Without the pictures, reproduce the records that follow exactly.

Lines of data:

↓↓↓

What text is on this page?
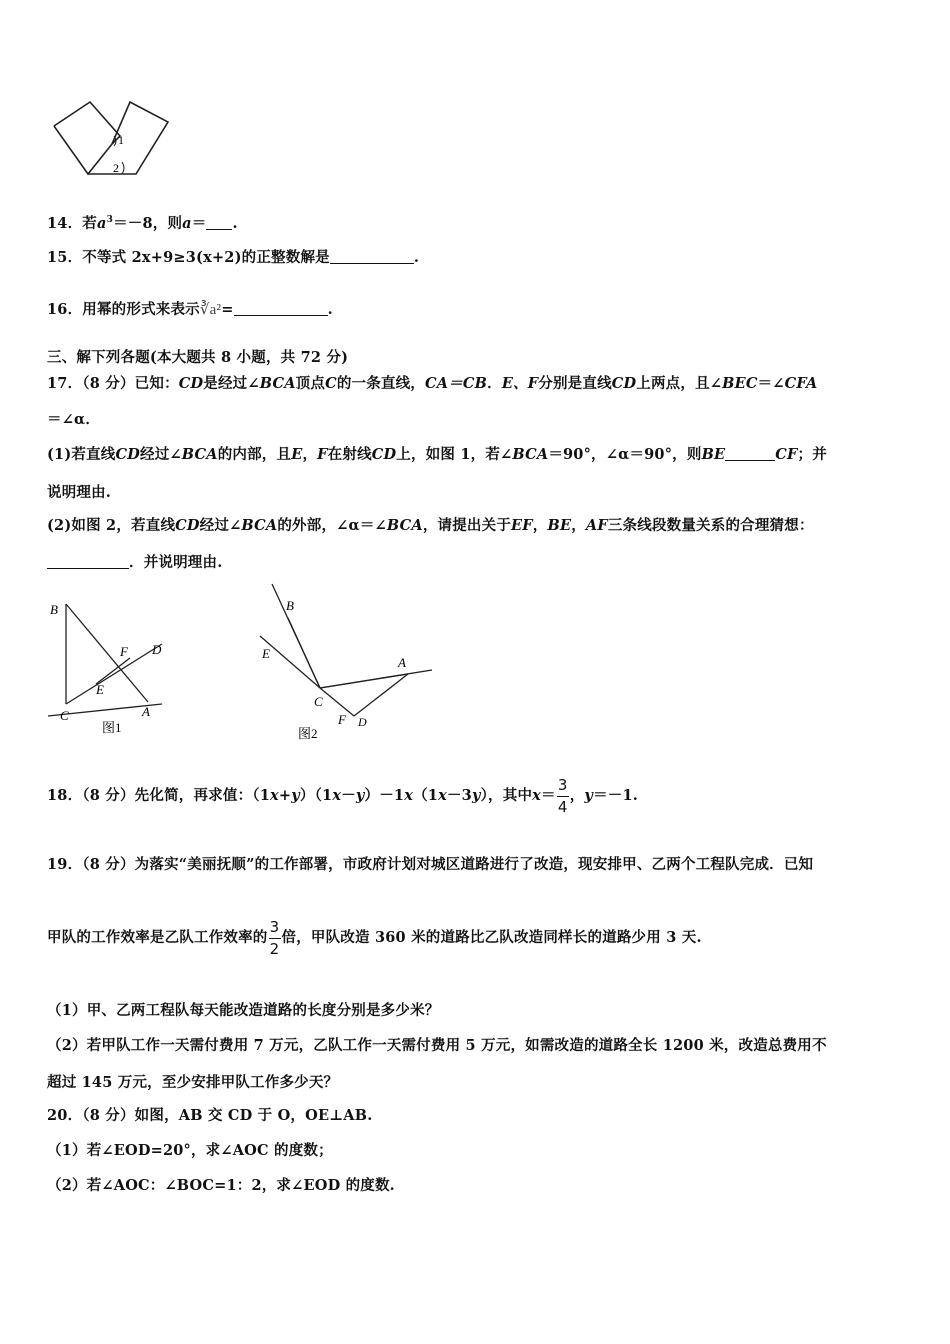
1
2
14．若$a^3=-8$，则a＝ .
15．不等式 2x+9≥3(x+2)的正整数解是	.
16．用幂的形式来表示∛a²=	.
三、解下列各题(本大题共 8 小题，共 72 分)
17．（8 分）已知：CD是经过∠BCA顶点C的一条直线，CA＝CB．E、F分别是直线CD上两点，且∠BEC＝∠CFA
＝∠α．
(1)若直线CD经过∠BCA的内部，且E，F在射线CD上，如图 1，若∠BCA＝90°，∠α＝90°，则BE	CF；并
说明理由.
(2)如图 2，若直线CD经过∠BCA的外部，∠α＝∠BCA，请提出关于EF，BE，AF三条线段数量关系的合理猜想：
．并说明理由.
B
F D
E
C	A
图1
B
E
A
C
F D
图2
18．（8 分）先化简，再求值：（1x+y）（1x－y）－1x（1x－3y），其中$x= \frac{3}{4}$ ，y＝－1.
19．（8 分）为落实“美丽抚顺”的工作部署，市政府计划对城区道路进行了改造，现安排甲、乙两个工程队完成．已知
甲队的工作效率是乙队工作效率的 $\frac{3}{2}$ 倍，甲队改造 360 米的道路比乙队改造同样长的道路少用 3 天.
（1）甲、乙两工程队每天能改造道路的长度分别是多少米？
（2）若甲队工作一天需付费用 7 万元，乙队工作一天需付费用 5 万元，如需改造的道路全长 1200 米，改造总费用不
超过 145 万元，至少安排甲队工作多少天？
20．（8 分）如图，AB 交 CD 于 O，OE⊥AB.
（1）若∠EOD=20°，求∠AOC 的度数；
（2）若∠AOC：∠BOC=1：2，求∠EOD 的度数.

↑↑↑

** Written reply **
What text is on this page?
1
2
14．若$a^3=-8$，则a＝ .
15．不等式 2x+9≥3(x+2)的正整数解是	.
16．用幂的形式来表示∛a²=	.
三、解下列各题(本大题共 8 小题，共 72 分)
17．（8 分）已知：CD是经过∠BCA顶点C的一条直线，CA＝CB．E、F分别是直线CD上两点，且∠BEC＝∠CFA
＝∠α．
(1)若直线CD经过∠BCA的内部，且E，F在射线CD上，如图 1，若∠BCA＝90°，∠α＝90°，则BE	CF；并
说明理由.
(2)如图 2，若直线CD经过∠BCA的外部，∠α＝∠BCA，请提出关于EF，BE，AF三条线段数量关系的合理猜想：
．并说明理由.
B
F D
E
C	A
图1
B
E
A
C
F D
图2
18．（8 分）先化简，再求值：（1x+y）（1x－y）－1x（1x－3y），其中$x= \frac{3}{4}$ ，y＝－1.
19．（8 分）为落实“美丽抚顺”的工作部署，市政府计划对城区道路进行了改造，现安排甲、乙两个工程队完成．已知
甲队的工作效率是乙队工作效率的 $\frac{3}{2}$ 倍，甲队改造 360 米的道路比乙队改造同样长的道路少用 3 天.
（1）甲、乙两工程队每天能改造道路的长度分别是多少米？
（2）若甲队工作一天需付费用 7 万元，乙队工作一天需付费用 5 万元，如需改造的道路全长 1200 米，改造总费用不
超过 145 万元，至少安排甲队工作多少天？
20．（8 分）如图，AB 交 CD 于 O，OE⊥AB.
（1）若∠EOD=20°，求∠AOC 的度数；
（2）若∠AOC：∠BOC=1：2，求∠EOD 的度数.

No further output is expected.